**Consigne**.
Résumez l'extrait ci-dessous en deux phrases, s'il vous plaît.

CAIRN.INFO : Matières à réflexion

1 Lorsqu’autrefois la géographie se multipliait par les objets, la religion était un de ceux pouvant embrasser large. Mais, dans les manières de l’époque, ce n’était qu’une strate parmi les autres.

2 Le « phénomène religieux » et plus largement ce qui relève du sacré (y compris non religieux) est totalement fondu dans le social, du culturel au politique en passant par les bases matérielles et leur élévation symbolique. Les lieux auxquels les sociétés sont liées dans la mobilité désormais accélérée, en prennent d’autant plus de sens, même à travers des histoires que par chacun ou collectivement il est possible de se raconter. Le discours géographique qui n’est pas que celui des géographes, tout discours qui juge de la centralité, de la limite, de l’appartenance avec la terre comme témoin porte une part de ces contes.

3 L’actualité du monde, de ce côté des mobilisations « religieuses », nous impose un retour à plusieurs crans. La géographie des religions qui peut rester en mémoire et se dresser en tableaux simplistes, doit être reprise à nouveau frais au même titre que la géographie de tous les grands ensembles : continents, aires culturelles, associations économiques régionales, tous ces paquets d’un classement ou d’une mise en ordre sans grande signification.

4 Aujourd’hui, du moins, mais sans doute depuis fort longtemps, cette massivité des catégories avec l’espace découpé comme cadre d’un monde nécessairement cloisonné, est mise en défaut. Quand une poignée d’individus ébranle un pays et le monde entier, la focalisation sur des commanditaires identifiés par leur territoire et un dispositif à caractère géopolitique manque probablement la cible. Il s’agit de rassurer en suivant la veine sémantique de la guerre qui permet de ramener aux grandes classes simplistes, aussi simplistes que les territoires toujours conçus dans leur valeur obsidionale. Les réseaux, surtout s’ils sont infimes et parfaitement éphémères, soulagent par leur existence malgré l’horreur qu’ils infligent.

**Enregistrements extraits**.
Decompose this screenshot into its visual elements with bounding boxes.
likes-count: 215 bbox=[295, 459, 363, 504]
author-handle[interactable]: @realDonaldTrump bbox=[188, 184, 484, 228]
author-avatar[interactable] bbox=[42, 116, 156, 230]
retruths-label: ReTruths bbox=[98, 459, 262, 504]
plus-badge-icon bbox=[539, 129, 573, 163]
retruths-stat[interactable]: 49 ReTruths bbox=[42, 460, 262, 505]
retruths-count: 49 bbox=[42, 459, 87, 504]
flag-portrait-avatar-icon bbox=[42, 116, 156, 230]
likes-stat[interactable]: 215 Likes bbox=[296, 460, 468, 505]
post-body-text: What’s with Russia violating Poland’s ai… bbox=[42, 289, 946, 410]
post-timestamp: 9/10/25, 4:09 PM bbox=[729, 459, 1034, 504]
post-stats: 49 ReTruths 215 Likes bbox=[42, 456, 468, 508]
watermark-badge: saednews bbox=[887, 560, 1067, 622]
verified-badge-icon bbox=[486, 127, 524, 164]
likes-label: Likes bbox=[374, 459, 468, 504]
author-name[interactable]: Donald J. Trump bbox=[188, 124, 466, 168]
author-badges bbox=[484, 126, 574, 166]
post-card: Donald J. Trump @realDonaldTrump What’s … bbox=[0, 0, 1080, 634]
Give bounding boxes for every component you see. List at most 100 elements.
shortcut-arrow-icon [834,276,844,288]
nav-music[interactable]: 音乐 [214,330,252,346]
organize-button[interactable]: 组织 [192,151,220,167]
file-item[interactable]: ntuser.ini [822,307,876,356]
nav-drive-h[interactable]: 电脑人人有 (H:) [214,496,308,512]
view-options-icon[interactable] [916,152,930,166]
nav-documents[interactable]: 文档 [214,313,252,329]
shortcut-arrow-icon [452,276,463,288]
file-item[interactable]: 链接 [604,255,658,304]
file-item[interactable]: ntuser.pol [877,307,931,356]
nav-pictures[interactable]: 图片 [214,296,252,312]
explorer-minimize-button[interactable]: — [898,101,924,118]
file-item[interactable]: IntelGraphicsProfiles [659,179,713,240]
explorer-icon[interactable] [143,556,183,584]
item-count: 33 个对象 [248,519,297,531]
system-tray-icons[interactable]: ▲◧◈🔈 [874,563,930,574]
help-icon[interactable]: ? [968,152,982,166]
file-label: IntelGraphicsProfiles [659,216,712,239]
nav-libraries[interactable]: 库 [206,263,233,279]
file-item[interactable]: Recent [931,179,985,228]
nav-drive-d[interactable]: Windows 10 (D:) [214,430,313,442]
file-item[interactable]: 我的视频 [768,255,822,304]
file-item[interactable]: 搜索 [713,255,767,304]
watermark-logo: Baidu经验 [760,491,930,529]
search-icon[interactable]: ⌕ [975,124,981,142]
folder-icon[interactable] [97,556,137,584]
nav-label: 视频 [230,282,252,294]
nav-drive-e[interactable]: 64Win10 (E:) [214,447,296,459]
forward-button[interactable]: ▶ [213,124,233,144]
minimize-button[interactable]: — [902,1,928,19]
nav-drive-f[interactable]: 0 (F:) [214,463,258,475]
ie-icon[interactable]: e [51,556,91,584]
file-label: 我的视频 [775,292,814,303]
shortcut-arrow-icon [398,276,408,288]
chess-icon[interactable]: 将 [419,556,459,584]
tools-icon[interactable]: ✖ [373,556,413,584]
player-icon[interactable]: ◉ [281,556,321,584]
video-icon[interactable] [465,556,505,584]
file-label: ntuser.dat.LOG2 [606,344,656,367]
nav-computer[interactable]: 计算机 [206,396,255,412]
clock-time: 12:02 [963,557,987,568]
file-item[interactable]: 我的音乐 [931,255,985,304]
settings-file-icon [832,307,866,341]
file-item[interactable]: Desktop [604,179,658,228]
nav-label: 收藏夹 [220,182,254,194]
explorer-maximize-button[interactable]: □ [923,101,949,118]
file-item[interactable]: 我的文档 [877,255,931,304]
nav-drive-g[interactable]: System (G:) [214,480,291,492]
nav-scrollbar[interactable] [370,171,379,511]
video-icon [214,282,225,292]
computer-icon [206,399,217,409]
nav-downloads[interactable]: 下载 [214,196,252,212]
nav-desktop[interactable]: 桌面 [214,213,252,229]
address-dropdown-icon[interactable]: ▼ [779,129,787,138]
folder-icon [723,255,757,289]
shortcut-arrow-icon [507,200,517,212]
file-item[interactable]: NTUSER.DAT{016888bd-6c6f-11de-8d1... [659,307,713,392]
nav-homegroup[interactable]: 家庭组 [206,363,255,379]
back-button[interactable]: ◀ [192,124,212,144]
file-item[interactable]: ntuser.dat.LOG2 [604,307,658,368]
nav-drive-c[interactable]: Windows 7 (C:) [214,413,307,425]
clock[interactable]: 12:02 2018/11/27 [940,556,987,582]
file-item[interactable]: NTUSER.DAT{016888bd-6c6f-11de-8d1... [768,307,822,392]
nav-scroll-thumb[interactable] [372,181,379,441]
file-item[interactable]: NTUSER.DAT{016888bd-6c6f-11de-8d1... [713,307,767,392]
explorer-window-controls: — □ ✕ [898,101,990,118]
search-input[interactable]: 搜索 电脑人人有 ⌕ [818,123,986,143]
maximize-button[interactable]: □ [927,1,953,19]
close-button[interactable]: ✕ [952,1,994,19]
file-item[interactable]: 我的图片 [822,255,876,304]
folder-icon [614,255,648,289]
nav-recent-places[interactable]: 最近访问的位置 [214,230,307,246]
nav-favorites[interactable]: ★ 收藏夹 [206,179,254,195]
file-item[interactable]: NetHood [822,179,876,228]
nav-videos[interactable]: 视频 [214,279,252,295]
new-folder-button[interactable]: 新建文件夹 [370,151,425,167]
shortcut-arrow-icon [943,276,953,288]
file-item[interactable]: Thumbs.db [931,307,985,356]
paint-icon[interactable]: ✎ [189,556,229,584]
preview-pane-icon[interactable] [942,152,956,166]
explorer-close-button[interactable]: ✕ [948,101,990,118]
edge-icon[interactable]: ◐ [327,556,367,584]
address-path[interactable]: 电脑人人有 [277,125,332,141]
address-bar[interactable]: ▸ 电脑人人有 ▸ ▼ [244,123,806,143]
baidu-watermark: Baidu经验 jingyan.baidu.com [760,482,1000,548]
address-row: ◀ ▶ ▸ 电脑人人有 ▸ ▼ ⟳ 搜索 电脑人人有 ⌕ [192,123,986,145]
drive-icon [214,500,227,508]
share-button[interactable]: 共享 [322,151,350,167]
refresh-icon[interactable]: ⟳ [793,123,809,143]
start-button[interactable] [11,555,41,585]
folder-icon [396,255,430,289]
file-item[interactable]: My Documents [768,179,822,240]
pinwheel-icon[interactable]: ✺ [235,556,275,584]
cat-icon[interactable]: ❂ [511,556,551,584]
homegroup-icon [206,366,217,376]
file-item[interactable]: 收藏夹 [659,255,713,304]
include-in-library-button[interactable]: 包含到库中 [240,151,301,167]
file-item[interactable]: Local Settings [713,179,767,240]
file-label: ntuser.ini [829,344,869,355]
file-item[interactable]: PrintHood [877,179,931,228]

**Réponse attendue**.
Le phénomène religieux, et plus largement le sacré, est totalement fondu dans le social, et la géographie des religions doit être reprise à nouveau frais, comme celle de tous les grands ensembles. Aujourd'hui, la massivité des catégories appuyées sur un espace découpé est mise en défaut ; quand une poignée d'individus ébranle un pays et le monde entier, la focalisation sur des commanditaires identifiés par leur territoire manque probablement la cible.